*Supplied text*.
*** Block opens ***

3/23/2014 2:40:53 AM New York, NY  
happylauren
Over 2,000 Posts (3,682)
Crown Point, IN
53, joined May. 2013


I call it the mask. Sometimes when you first meet a person they are on their best behavior. After enough time has passed, off comes the mask.

3/23/2014 8:56:40 AM New York, NY  
jrupp0604
Over 2,000 Posts (2,666)
Stoughton, MA
66, joined May. 2011


You got wheels

3/23/2014 9:14:58 AM New York, NY  

bumblebee7
Over 10,000 Posts!!! (53,530)
Fort Payne, AL
60, joined Apr. 2011
online now!


I don't ask questions....like it some application time....I don't believe in that.

I just meerly talk like any two people would....and I do so for a while before the dating decision is made.

And along the course of things....most things I want to know get covered in basic conversations....and ad to the fact, its just words, not backed by actions.

So you can only take those words only so far anyway.

Then if you talked enough, and are comfortable with each other....you can enjoy that first date....instead of more applications, wondering and all that nonsense.

I think some people get in too big a hurry these days and their MOD....is like hiring someone for a job....

Why not just talk long enough and not going into this dating with all these wishes and expectations....and just be natural and let the chips fall where they may.



[Edited 3/23/2014 9:16:28 AM ]

3/23/2014 10:07:59 AM New York, NY  
litlpocket
Hershey, PA
49, joined Jun. 2013


I agree with Bee - let's just talk....gives us a great chance to see if our views and perspectives are compatible. What topics someone brings up says a lot about what's going on in their life, how they deal with issues, and what they've been through.

3/23/2014 10:21:53 AM New York, NY  
rose1206
Over 2,000 Posts (2,561)

*** Block closes ***

*Task instructions*.
• A. Answer these questions about the forum thread:
(i) What town and state are listed for jrupp0604?
(ii) What does happylauren call it when a person's best behavior wears off?
(iii) Whose view does litlpocket say they agree with?
• B. Copy the forum thread word for word from "Fort Payne, AL" to "backed by actions.".
The material that follows is separate from the forum thread.

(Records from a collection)
*** Block opens ***

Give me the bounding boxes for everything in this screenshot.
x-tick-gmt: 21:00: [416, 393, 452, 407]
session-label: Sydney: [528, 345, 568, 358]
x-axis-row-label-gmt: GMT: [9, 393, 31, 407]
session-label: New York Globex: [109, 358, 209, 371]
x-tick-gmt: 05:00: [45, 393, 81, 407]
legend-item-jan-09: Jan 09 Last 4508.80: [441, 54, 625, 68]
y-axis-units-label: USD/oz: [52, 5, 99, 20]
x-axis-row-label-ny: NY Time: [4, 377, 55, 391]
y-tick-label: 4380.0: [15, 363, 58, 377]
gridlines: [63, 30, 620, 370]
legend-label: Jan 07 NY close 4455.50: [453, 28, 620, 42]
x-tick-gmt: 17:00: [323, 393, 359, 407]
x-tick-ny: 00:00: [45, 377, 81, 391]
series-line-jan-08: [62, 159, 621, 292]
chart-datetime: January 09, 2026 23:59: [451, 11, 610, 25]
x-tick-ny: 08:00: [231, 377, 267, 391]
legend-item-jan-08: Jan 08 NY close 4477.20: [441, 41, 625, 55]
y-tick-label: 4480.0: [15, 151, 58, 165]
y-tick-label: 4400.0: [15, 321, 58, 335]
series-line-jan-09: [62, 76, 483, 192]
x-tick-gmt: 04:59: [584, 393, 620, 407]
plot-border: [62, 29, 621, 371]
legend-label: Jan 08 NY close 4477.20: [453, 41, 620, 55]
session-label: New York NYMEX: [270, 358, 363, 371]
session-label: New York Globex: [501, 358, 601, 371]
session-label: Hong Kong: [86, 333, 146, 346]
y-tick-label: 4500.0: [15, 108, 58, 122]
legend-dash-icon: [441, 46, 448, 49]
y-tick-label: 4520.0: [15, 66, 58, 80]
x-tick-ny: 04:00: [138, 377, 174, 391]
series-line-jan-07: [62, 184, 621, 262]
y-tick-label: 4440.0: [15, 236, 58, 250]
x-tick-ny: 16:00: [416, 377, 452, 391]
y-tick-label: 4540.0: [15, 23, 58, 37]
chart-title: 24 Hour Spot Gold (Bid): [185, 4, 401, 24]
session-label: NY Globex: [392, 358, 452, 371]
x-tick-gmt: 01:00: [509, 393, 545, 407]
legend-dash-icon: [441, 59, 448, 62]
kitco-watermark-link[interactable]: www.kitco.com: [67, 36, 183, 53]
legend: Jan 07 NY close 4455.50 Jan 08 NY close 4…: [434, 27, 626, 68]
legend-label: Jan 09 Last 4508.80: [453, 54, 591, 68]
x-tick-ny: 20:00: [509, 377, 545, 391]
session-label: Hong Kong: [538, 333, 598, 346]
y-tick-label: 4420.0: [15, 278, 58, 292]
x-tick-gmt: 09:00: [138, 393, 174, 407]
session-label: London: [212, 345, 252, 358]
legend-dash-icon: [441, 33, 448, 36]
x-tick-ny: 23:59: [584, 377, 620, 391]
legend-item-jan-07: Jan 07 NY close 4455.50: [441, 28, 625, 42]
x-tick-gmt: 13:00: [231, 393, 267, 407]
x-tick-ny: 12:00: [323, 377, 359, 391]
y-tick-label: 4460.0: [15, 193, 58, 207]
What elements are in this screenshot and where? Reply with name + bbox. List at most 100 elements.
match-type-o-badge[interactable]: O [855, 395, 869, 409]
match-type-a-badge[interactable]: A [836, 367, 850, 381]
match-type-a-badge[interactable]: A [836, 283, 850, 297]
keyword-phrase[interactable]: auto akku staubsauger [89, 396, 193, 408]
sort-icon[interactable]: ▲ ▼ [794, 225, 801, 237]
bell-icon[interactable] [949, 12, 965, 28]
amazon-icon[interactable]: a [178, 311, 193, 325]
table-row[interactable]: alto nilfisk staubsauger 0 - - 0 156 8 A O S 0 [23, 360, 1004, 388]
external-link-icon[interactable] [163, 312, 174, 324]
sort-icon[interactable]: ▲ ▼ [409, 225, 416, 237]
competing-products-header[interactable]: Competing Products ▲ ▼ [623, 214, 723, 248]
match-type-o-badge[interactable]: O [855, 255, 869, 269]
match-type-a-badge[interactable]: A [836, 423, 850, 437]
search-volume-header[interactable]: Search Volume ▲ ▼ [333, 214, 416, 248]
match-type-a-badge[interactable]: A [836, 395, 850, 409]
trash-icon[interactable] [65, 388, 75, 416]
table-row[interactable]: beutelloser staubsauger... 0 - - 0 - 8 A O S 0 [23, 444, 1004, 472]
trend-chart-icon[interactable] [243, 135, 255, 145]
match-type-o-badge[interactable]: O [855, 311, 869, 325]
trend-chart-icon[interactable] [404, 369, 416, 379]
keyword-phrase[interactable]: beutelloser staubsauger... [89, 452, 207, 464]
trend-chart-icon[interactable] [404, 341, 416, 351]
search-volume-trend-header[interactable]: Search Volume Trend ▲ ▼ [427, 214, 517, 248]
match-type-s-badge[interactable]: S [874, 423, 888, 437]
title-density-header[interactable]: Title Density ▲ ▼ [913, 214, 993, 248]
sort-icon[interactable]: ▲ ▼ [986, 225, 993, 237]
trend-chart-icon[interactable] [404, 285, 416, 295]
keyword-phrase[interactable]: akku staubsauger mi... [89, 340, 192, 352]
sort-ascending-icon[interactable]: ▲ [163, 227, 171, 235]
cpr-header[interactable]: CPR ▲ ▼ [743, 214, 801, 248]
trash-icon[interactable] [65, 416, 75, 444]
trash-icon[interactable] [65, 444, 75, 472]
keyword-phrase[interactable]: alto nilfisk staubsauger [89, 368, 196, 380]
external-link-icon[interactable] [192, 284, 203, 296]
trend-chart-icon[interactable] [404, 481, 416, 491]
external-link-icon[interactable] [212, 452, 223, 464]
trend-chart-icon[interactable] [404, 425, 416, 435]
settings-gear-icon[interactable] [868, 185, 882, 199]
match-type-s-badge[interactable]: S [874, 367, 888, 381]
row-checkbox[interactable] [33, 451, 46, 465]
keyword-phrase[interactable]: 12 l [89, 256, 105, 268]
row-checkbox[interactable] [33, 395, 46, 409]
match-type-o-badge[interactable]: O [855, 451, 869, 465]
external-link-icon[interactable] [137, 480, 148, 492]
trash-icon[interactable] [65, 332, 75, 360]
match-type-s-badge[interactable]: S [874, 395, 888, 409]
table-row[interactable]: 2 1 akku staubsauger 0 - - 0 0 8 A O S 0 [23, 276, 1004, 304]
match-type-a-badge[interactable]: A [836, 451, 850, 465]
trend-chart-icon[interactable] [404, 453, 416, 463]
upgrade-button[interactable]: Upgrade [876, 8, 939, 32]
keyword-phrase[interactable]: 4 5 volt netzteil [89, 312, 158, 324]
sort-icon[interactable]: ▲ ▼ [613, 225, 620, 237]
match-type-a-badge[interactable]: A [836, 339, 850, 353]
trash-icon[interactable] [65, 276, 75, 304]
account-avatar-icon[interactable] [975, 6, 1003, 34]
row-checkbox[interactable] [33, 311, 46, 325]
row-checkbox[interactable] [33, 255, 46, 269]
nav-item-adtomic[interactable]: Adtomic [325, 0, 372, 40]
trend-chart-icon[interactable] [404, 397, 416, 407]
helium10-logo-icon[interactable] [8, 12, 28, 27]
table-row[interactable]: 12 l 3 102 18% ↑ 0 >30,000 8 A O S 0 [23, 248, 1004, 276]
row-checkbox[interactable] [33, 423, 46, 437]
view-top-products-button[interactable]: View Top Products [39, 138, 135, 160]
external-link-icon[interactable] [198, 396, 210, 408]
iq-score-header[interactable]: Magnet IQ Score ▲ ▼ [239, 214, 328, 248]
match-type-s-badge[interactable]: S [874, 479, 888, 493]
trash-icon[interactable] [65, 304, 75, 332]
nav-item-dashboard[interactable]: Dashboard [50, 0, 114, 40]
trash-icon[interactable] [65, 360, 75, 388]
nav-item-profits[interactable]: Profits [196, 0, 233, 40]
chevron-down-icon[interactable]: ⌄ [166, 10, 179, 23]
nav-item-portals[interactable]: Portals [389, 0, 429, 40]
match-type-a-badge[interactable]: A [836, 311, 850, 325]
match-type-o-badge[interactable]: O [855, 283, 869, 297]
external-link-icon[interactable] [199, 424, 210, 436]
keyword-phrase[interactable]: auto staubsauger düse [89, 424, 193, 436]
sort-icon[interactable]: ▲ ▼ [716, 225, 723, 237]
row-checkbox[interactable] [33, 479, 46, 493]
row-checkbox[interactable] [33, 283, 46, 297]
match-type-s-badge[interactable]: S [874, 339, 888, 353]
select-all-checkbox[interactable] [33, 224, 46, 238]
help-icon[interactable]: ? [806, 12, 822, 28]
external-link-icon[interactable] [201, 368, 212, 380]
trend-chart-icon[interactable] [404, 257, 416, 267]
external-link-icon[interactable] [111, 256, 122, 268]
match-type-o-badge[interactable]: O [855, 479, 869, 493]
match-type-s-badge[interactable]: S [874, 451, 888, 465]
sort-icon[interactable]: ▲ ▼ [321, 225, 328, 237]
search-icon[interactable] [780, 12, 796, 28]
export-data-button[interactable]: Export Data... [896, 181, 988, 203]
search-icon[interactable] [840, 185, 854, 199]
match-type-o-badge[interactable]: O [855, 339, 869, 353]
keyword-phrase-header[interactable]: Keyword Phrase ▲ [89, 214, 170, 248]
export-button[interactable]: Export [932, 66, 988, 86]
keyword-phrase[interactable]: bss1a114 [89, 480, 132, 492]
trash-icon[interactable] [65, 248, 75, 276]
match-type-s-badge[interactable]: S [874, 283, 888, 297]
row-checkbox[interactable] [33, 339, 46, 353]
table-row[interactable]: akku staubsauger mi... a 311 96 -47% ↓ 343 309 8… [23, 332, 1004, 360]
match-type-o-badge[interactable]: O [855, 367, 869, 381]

*** Block closes ***

*Answers in order*.
• A.
(i) Stoughton, MA
(ii) The mask
(iii) Bee's

• B.
Fort Payne, AL
60, joined Apr. 2011
online now!


I don't ask questions....like it some application time....I don't believe in that.

I just meerly talk like any two people would....and I do so for a while before the dating decision is made.

And along the course of things....most things I want to know get covered in basic conversations....and ad to the fact, its just words, not backed by actions.